Axle Whitehead Losing Sleep


Axle Whitehead Losing Sleep
Forget what you think you already know about Axle Whitehead. Because this is Axle's stunning debut album, 'LOSING SLEEP', and no matter what you think you already know about Axle, everything will change after just one listen.

'LOSING SLEEP' will prove something of a musical revelation to many, revealing Axle as a serious singer/songwriter, as well as a vocalist and musician of considerable skill and invention.

Naturally, up until now, most people will only know Axle from his work on Television during his popular and high-profile stint as host of Channel Ten's Video Hits. Or, some people might have heard about a rather infamous incident at the ARIA Awards?

All that stuff already feels like a lifetime ago to Axle, but before any of it, first and foremost, Axle is - has always been - a musician in the purist sense of the word. Go to YouTube. Type in his name. [That's A-xL-e.] The first thing that comes up is a clip of Axle as a young teenager, fronting a high school jazz combo. Soon after, he was studying music and improvisation at the Victorian College of the Arts and cut a living as a professional muso, fronting a group called the Axle Whitehead Band which included some of Melbourne's hottest jazz musos. The band's style was a mix of hardcore jazz, hip hop and soul, and they played the best jazz clubs and festivals around Melbourne and into Sydney.

For all that musical experience, Axle's debut solo album "LOSING SLEEP" is not a jazz album. Far from it. Rather, it's a dreamy, musically-adventurous collection of original compositions and sophisticated pop songs. "To have all these ideas to make this kind of music and now have it happen - it's really a dream come true," says Axle.

The irony is that prior to getting the gig hosting Video Hits, Axle didn't know the first thing about pop. The 27-year-old admits he was a complete musical snob. "I pride myself on my eclectic music taste," he explains with a big grin.

Growing up as a kid on his family's farm in country Victoria, 300 kilometers out of Melbourne, Axle's dad was a farmer, while his mum - who Axle describes as an "opera, jazz and ballet nut" - would always drag him and his two older brothers along to all sorts of live music shows. At home, someone would always be playing something like Bob Dylan or Paul Simon or Creedence Clearwater Revival on the stereo. At the age of 10, Axle discovered AC/DC and wouldn't play anything else for a while. As a teenager, he fell in love with jazz and country music. In his late teens, once he'd left the family home and moved to Melbourne to attend the prestigious VCA, he was introduced to the world of cutting-edge electronica.

(Items from a dataset)
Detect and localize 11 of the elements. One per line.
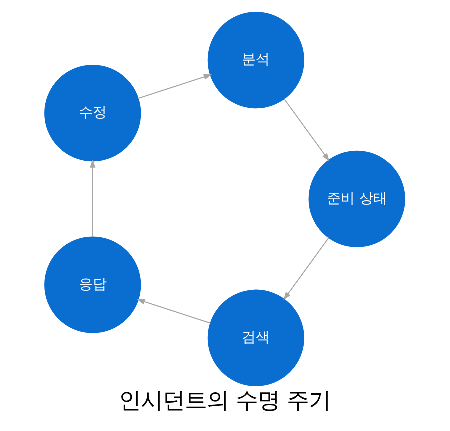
node-circle: 검색 (208, 290, 304, 386)
node-circle: 수정 (44, 65, 142, 162)
arrow (90, 160, 96, 238)
node-circle: 분석 (208, 12, 304, 109)
node-circle: 준비 상태 (308, 150, 406, 248)
arrow (284, 238, 330, 300)
arrow (138, 74, 212, 100)
arrow (136, 299, 211, 324)
arrow (284, 98, 330, 162)
node-circle: 응답 (44, 236, 142, 334)
diagram-title: 인시던트의 수명 주기 (118, 388, 332, 414)
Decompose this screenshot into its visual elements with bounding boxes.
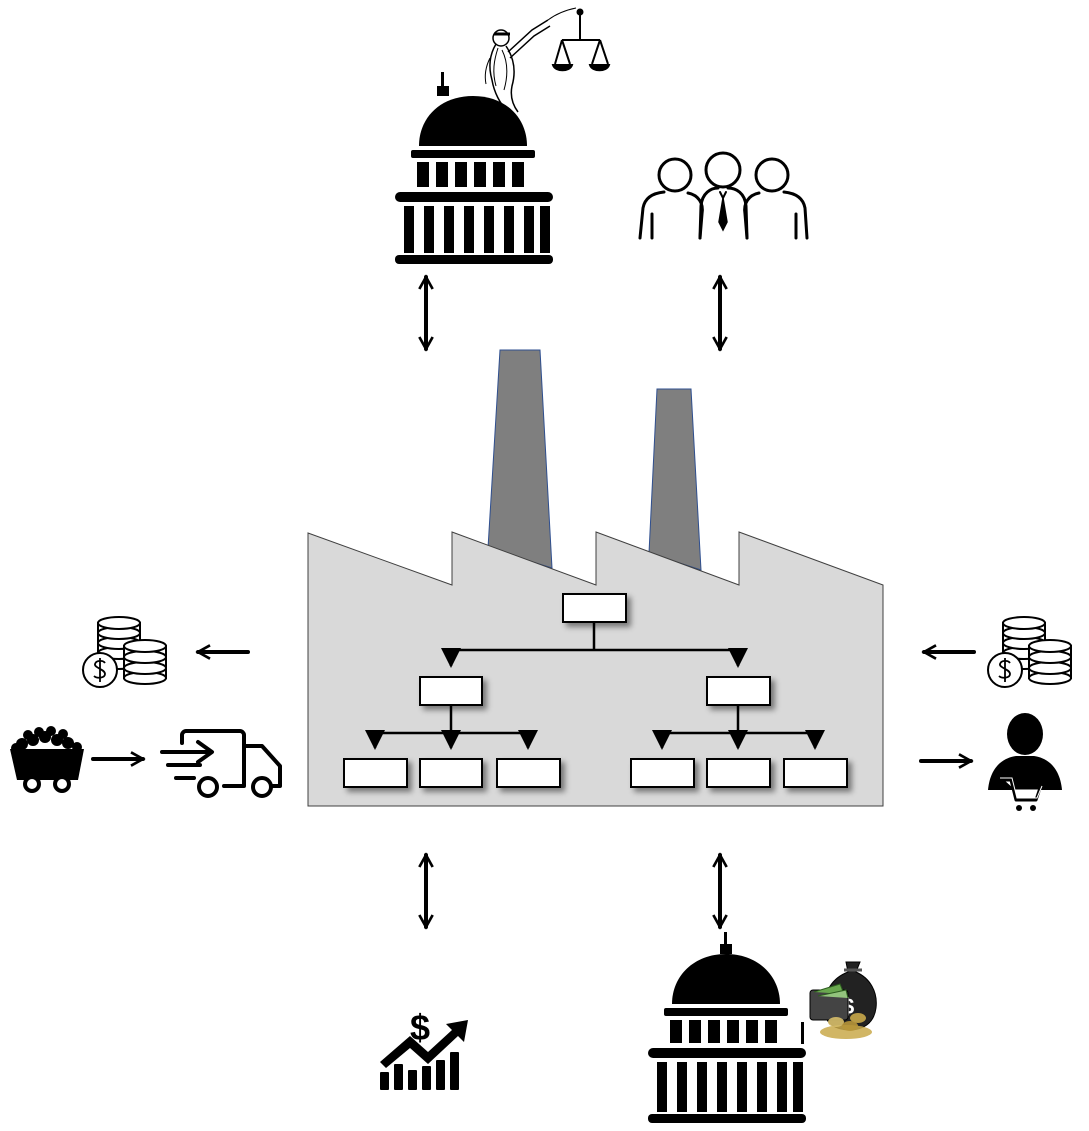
truck-cab [242,744,282,788]
truck-wheel [251,776,273,798]
factory [307,349,884,807]
cart-wheel [1016,805,1022,811]
org-box-leaf [783,758,848,788]
lady-justice [484,7,577,113]
cart-wheel [53,775,71,793]
trend-arrow [380,1020,468,1068]
growth-bar [380,1072,389,1090]
capitol-justice-icon [395,7,611,264]
truck-cargo [180,729,246,788]
shopping-cart [1004,778,1042,802]
org-box-leaf [496,758,561,788]
capitol-money-icon: $ [648,932,877,1123]
org-box-mid-right [706,676,771,706]
growth-bar [436,1060,445,1090]
delivery-truck-icon [160,729,282,798]
double-arrows [426,277,720,927]
growth-bar [408,1070,417,1090]
org-box-leaf [630,758,695,788]
org-box-mid-left [419,676,483,706]
raw-material-cart-icon [10,726,84,793]
person-left [638,157,704,240]
truck-wheel [197,776,219,798]
growth-bar [422,1066,431,1090]
person-right [743,157,809,240]
dollar-sign [998,658,1011,682]
stakeholders-people-icon [638,151,809,240]
capitol-building [648,932,806,1123]
chimney-right [648,388,702,571]
growth-bar [450,1052,459,1090]
dollar-sign [93,658,106,682]
coins-inflow-icon [987,616,1072,688]
org-box-leaf [706,758,771,788]
growth-bar [394,1064,403,1090]
market-growth-chart-icon: $ [380,1007,468,1090]
speed-lines [160,740,214,780]
org-box-leaf [343,758,408,788]
capitol-building [395,72,553,264]
coins-outflow-icon [82,616,167,688]
customer-body [988,756,1062,790]
ore-pile [11,726,82,753]
org-box-leaf [419,758,483,788]
money-bag-wallet: $ [809,961,877,1039]
customer-cart-icon [988,713,1062,811]
cart-wheel [23,775,41,793]
coin-stack-front [123,639,167,685]
cart-body [10,749,84,780]
flow-arrows [91,652,976,761]
gold-coins [820,1025,872,1039]
org-chart [343,593,848,788]
person-center [698,151,749,240]
org-box-top [562,593,627,623]
justice-scales [551,8,611,72]
chimney-left [487,349,553,569]
customer-head [1007,713,1043,755]
org-chart-connectors [365,622,825,750]
coin-stack-front [1028,639,1072,685]
dollar-symbol: $ [410,1007,430,1048]
cart-wheel [1030,805,1036,811]
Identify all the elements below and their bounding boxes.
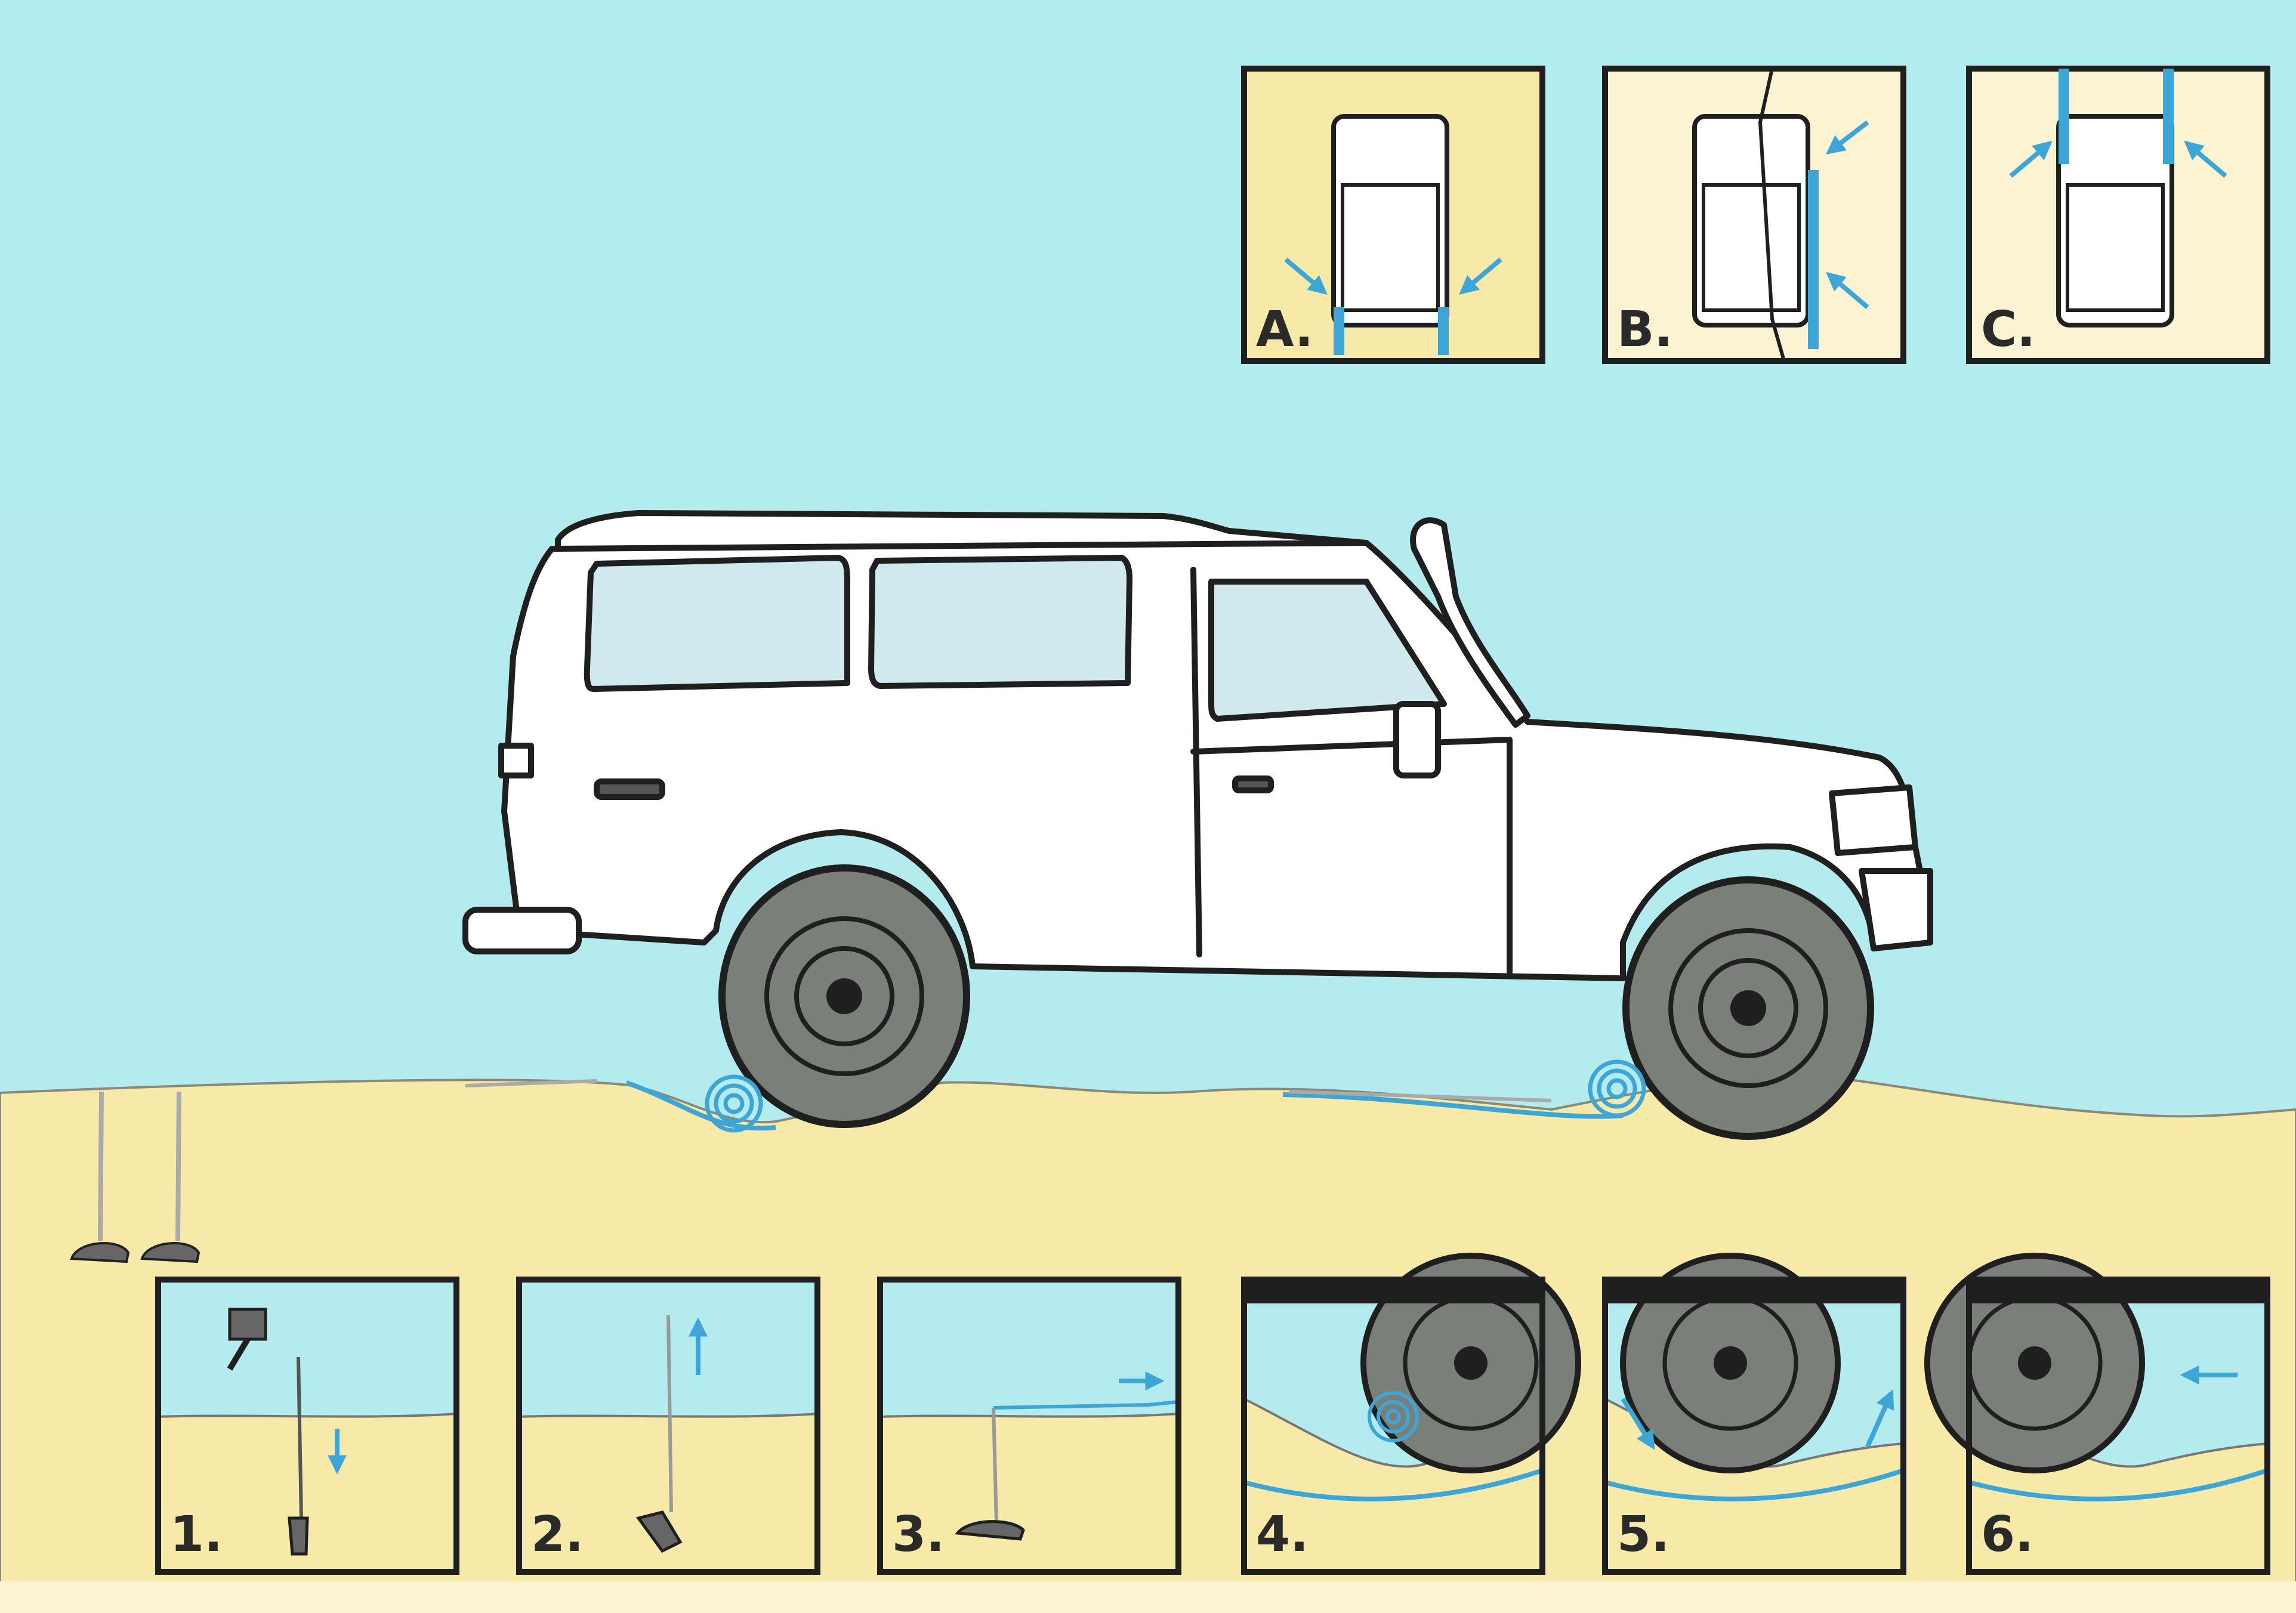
front-grille xyxy=(1829,784,1918,856)
front-bumper xyxy=(1859,868,1933,951)
direction-arrow xyxy=(1621,1397,1655,1450)
direction-arrow xyxy=(1826,271,1869,310)
anchor-plate-2 xyxy=(140,1242,200,1263)
rope-line xyxy=(1604,1468,1905,1501)
rope-line xyxy=(1243,1468,1544,1501)
ridge-line xyxy=(1758,68,1786,361)
track-mark xyxy=(1334,307,1344,355)
mallet-handle xyxy=(227,1337,251,1371)
direction-arrow xyxy=(2009,140,2053,178)
direction-arrow xyxy=(2184,140,2227,178)
wheel-hub xyxy=(2018,1346,2051,1380)
step-frame xyxy=(155,1277,459,1575)
car-roof-top-view xyxy=(1341,183,1440,312)
stake xyxy=(297,1356,303,1519)
rear-wheel xyxy=(718,864,970,1128)
anchor-plate-1 xyxy=(70,1242,130,1263)
top-panel-1: A. xyxy=(1241,66,1545,364)
vehicle-underbody xyxy=(1605,1280,1903,1303)
step-panel-4: 4. xyxy=(1241,1253,1581,1575)
snorkel xyxy=(1410,517,1530,728)
door-window xyxy=(1208,579,1447,722)
car-roof-top-view xyxy=(1702,183,1801,312)
rear-light xyxy=(498,743,534,778)
rope-coil xyxy=(1368,1391,1419,1442)
step-panel-1: 1. xyxy=(155,1277,459,1575)
anchor-plate xyxy=(288,1516,309,1556)
step-label: 2. xyxy=(531,1506,584,1563)
step-label: 5. xyxy=(1617,1506,1669,1563)
step-panel-2: 2. xyxy=(516,1277,820,1575)
step-panel-6: 6. xyxy=(1924,1253,2270,1575)
step-panel-5: 5. xyxy=(1602,1253,1906,1575)
vehicle xyxy=(462,510,1933,981)
top-panel-2: B. xyxy=(1602,66,1906,364)
step-frame xyxy=(1241,1277,1545,1575)
step-ground xyxy=(879,1412,1180,1573)
direction-arrow xyxy=(1825,120,1869,154)
direction-arrow xyxy=(1284,257,1328,295)
rope-coil-rear xyxy=(705,1074,763,1133)
vehicle-body xyxy=(501,540,1930,981)
step-frame xyxy=(1602,1277,1906,1575)
panel-label: B. xyxy=(1617,301,1673,358)
wheel-hub xyxy=(1454,1346,1488,1380)
mallet-head xyxy=(228,1308,267,1341)
vehicle-underbody xyxy=(1244,1280,1542,1303)
anchor-plate xyxy=(635,1510,683,1553)
top-panel-3: C. xyxy=(1966,66,2270,364)
panel-label: A. xyxy=(1256,301,1313,358)
step-frame xyxy=(1966,1277,2270,1575)
step-frame xyxy=(516,1277,820,1575)
step-label: 3. xyxy=(892,1506,945,1563)
door-handle xyxy=(1232,775,1274,793)
sky-background xyxy=(0,0,2296,501)
rope-coil-front xyxy=(1588,1059,1646,1118)
rear-window-1 xyxy=(584,555,850,692)
step-panel-3: 3. xyxy=(877,1277,1181,1575)
rope-line xyxy=(1968,1468,2269,1501)
direction-arrow xyxy=(1865,1389,1894,1448)
sand-bottom-strip xyxy=(0,1581,2296,1613)
direction-arrow xyxy=(1459,257,1502,295)
rear-window-2 xyxy=(868,555,1132,689)
rear-handle xyxy=(594,778,665,800)
step-label: 6. xyxy=(1981,1506,2033,1563)
front-wheel xyxy=(1622,876,1874,1140)
rope-line xyxy=(625,1080,1624,1131)
step-frame xyxy=(877,1277,1181,1575)
rope-line-grey xyxy=(465,1079,1552,1102)
step-label: 4. xyxy=(1256,1506,1309,1563)
anchor-plate xyxy=(955,1520,1025,1541)
step-ground xyxy=(518,1412,819,1573)
track-mark xyxy=(1438,307,1449,355)
panel-label: C. xyxy=(1981,301,2035,358)
track-mark xyxy=(1808,170,1819,349)
door-line xyxy=(1190,567,1513,975)
step-label: 1. xyxy=(170,1506,223,1563)
stake xyxy=(992,1407,998,1525)
anchor-stake-line-1 xyxy=(98,1091,104,1241)
rear-bumper xyxy=(462,907,582,954)
car-roof-top-view xyxy=(2066,183,2165,312)
step-ground xyxy=(157,1412,458,1573)
side-mirror xyxy=(1393,701,1441,778)
stake xyxy=(666,1315,673,1513)
track-mark xyxy=(2059,69,2069,164)
vehicle-underbody xyxy=(1969,1280,2267,1303)
anchor-stake-line-2 xyxy=(175,1091,181,1241)
track-mark xyxy=(2163,69,2174,164)
rope-line xyxy=(993,1400,1179,1410)
wheel-hub xyxy=(1714,1346,1747,1380)
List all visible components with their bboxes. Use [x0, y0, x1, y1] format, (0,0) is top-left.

Task set:
1. Duplicate the passage in the Axle Whitehead text from "The irony is" up to and including "a big grin.".
2. Pick up the piece about Axle Whitehead's album 'LOSING SLEEP' after its last sentence and keep writing it.

Outputs for the tasks:
1.
The irony is that prior to getting the gig hosting Video Hits, Axle didn't know the first thing about pop. The 27-year-old admits he was a complete musical snob. "I pride myself on my eclectic music taste," he explains with a big grin.

2.
So, Axle was happily travelling along, making a good living as a muso, when one day - just after getting back from a tour covering China's nightclubs, hotels and fun parks - a friend put him up to audition for a brand new television talent show called Australian Idol. Can't quite say "and the rest is history" because that cliché has never applied to Axle's life or career thus far. Axle thankfully didn't do that great in Idol - making it as far as the top 40 - but someone at the show's TV network, Network 10, immediately spotted Axle's potential and, out of nowhere, Axle was suddenly spending most of his time up in Sydney, hosting the most popular music television program in the country, Video Hits. "I got my ignorant musical blinkers off pretty quickly," Axle says about his introduction to the world of pop. From the moment he started on the show, Axle was suddenly interviewing and hanging out with some of the biggest names in modern popular music. For instance, his first couple of interviews included the Black Eyed Peas and The Dandy Warhols. "It really taught me the discipline of pop music and how hard it is to make good pop music," he says.

Exactly how did Axle get from talking to the stars to creating and recording an album as contemporary and complex and as creative as "LOSING SLEEP". That involves a couple of other pivotal moments that also won't fit under any conventional "rest is history" banner.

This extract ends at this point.